PROBLEM DETAILS: Report how many lines contain "systems", with no other words.

>> BEGIN DATASET RECORDS

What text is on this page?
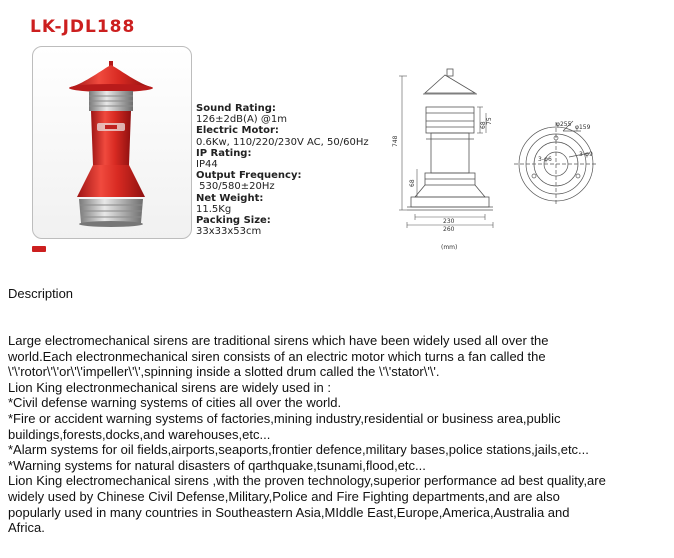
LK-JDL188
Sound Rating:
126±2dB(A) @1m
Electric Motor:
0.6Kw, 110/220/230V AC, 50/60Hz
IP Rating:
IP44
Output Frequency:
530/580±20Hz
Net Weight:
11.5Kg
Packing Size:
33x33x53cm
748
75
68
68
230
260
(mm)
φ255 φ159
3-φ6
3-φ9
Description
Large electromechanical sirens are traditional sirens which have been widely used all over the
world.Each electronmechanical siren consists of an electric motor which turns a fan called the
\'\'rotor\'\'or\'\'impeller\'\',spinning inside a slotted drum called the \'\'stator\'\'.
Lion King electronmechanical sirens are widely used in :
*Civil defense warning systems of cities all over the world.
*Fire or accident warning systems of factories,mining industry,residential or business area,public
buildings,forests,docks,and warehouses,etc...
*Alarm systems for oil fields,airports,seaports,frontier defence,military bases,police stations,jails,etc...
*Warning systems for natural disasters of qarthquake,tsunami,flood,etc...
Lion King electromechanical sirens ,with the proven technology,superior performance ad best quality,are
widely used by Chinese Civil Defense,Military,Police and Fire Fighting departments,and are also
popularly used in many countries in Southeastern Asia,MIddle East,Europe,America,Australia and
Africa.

>> END DATASET RECORDS
>> BEGIN DATASET RECORDS

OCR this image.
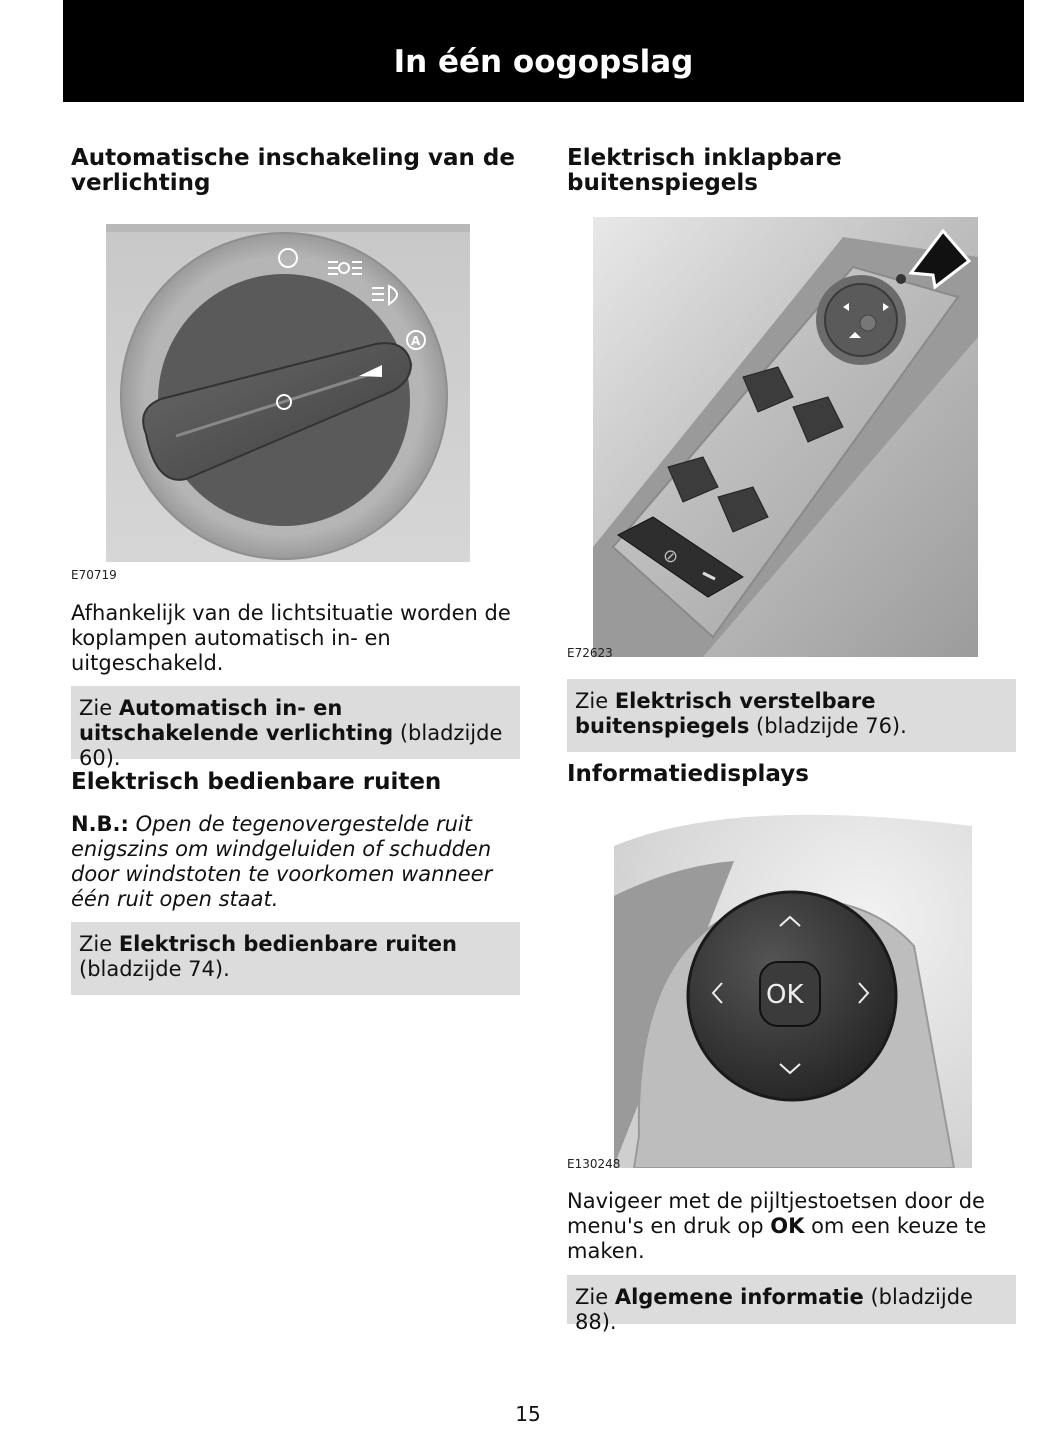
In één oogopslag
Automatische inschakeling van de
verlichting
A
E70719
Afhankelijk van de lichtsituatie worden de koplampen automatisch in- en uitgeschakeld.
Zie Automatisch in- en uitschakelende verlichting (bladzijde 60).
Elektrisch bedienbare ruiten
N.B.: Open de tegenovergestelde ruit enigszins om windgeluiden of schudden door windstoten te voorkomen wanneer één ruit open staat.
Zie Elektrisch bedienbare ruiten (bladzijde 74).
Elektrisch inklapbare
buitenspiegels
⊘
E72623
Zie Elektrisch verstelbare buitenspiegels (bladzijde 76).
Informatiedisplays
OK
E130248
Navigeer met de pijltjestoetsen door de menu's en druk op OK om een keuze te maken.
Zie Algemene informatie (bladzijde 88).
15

>> END DATASET RECORDS

RESPONSE TO THE EXERCISE: 4